Dataset entries

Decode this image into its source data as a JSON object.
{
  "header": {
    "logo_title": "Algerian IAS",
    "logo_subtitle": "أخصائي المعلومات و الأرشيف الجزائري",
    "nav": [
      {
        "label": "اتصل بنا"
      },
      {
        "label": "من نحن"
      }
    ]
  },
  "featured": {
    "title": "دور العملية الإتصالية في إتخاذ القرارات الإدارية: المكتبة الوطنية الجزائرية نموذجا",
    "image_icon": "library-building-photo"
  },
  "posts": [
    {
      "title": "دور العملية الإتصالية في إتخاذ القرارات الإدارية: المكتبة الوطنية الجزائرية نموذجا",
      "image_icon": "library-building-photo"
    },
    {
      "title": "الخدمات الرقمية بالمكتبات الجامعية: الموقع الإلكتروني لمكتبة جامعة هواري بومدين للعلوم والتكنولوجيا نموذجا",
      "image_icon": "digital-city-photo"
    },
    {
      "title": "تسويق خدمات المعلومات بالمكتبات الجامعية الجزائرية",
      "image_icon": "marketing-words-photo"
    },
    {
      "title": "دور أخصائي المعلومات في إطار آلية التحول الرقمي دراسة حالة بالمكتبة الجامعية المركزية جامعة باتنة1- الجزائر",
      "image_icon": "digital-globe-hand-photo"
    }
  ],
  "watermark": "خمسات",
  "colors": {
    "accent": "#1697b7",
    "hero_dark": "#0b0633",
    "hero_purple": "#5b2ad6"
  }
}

What to produce: The answer is the number of lines in the preceding material that hold "الإتصالية"; write that number and nothing else.

Result: 2